Compile every line that includes the word "точностью".
#### Input for this task
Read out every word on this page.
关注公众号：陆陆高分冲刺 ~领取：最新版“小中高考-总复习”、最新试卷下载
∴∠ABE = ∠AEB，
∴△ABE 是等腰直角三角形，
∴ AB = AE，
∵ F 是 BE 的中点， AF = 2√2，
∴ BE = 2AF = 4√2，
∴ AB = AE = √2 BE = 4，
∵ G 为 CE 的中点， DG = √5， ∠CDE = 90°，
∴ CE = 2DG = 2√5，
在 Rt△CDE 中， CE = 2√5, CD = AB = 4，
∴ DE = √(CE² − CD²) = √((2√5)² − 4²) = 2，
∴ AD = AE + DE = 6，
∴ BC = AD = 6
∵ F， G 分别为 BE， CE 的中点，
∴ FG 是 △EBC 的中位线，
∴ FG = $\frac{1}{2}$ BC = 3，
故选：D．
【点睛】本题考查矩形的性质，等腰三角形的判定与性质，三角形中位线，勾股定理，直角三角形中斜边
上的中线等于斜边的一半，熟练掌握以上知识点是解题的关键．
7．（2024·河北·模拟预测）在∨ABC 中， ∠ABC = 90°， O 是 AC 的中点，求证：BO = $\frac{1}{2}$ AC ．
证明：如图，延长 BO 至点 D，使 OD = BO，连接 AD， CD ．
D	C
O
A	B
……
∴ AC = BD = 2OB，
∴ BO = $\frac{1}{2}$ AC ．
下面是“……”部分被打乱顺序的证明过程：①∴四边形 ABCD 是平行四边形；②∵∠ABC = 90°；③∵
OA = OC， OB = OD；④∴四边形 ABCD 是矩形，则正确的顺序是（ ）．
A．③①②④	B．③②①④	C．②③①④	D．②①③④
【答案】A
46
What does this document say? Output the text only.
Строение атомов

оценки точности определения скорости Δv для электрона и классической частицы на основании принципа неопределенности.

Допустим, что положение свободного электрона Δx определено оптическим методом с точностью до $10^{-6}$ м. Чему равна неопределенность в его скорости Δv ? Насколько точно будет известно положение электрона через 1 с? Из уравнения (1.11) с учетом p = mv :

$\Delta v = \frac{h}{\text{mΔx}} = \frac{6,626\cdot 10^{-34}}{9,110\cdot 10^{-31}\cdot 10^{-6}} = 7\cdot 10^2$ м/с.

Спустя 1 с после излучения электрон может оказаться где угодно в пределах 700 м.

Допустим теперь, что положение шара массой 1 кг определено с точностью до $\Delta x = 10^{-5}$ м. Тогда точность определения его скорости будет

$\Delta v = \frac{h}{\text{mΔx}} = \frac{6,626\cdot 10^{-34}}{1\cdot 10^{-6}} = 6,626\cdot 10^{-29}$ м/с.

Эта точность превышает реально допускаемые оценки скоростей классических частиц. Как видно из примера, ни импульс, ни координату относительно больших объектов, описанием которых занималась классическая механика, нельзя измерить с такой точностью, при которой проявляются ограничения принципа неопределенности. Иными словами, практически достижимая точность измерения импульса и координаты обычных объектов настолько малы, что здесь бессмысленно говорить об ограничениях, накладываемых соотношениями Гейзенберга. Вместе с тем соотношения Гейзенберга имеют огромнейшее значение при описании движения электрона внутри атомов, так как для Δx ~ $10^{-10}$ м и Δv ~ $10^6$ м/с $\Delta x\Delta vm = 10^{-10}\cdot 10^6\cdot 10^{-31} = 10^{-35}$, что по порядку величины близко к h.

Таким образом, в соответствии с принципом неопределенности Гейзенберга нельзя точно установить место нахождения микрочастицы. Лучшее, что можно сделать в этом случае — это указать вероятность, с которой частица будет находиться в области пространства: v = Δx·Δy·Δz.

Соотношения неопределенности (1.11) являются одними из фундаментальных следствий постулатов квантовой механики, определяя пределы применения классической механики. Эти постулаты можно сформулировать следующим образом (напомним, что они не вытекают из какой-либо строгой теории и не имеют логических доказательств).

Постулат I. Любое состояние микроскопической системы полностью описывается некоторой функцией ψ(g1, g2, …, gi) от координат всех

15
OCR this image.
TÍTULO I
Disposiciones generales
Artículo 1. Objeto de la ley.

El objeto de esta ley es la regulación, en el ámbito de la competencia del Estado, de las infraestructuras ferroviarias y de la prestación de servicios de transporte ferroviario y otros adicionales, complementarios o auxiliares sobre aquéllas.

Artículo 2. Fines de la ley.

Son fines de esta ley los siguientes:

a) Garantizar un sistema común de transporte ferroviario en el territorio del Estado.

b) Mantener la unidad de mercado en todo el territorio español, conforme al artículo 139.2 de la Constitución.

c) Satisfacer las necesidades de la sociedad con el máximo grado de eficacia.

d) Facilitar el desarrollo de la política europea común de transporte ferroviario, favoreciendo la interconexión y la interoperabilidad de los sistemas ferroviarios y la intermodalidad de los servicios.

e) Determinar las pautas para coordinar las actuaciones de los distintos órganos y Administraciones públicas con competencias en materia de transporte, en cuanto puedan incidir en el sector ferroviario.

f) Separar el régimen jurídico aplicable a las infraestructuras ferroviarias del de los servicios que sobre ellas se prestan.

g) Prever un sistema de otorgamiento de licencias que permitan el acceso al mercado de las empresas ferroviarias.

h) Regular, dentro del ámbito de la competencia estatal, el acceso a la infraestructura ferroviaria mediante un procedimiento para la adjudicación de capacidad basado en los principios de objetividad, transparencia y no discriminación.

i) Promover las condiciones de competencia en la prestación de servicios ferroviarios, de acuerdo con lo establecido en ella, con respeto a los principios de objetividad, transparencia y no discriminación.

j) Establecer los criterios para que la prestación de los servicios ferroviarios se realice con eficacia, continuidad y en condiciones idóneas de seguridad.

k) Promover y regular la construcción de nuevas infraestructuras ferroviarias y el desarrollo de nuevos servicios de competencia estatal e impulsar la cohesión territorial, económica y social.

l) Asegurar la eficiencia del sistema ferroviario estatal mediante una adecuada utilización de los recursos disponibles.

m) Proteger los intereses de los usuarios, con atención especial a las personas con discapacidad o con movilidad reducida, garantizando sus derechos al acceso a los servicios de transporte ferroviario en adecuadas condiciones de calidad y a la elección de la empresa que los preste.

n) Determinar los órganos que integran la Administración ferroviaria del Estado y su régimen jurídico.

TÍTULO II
########
◆ **Task solution**:
Допустим, что положение свободного электрона Δx определено оптическим методом с точностью до $10^{-6}$ м. Чему равна неопределенность в его скорости Δv ? Насколько точно будет известно положение электрона через 1 с? Из уравнения (1.11) с учетом p = mv :
Допустим теперь, что положение шара массой 1 кг определено с точностью до $\Delta x = 10^{-5}$ м. Тогда точность определения его скорости будет
Эта точность превышает реально допускаемые оценки скоростей классических частиц. Как видно из примера, ни импульс, ни координату относительно больших объектов, описанием которых занималась классическая механика, нельзя измерить с такой точностью, при которой проявляются ограничения принципа неопределенности. Иными словами, практически достижимая точность измерения импульса и координаты обычных объектов настолько малы, что здесь бессмысленно говорить об ограничениях, накладываемых соотношениями Гейзенберга. Вместе с тем соотношения Гейзенберга имеют огромнейшее значение при описании движения электрона внутри атомов, так как для Δx ~ $10^{-10}$ м и Δv ~ $10^6$ м/с $\Delta x\Delta vm = 10^{-10}\cdot 10^6\cdot 10^{-31} = 10^{-35}$, что по порядку величины близко к h.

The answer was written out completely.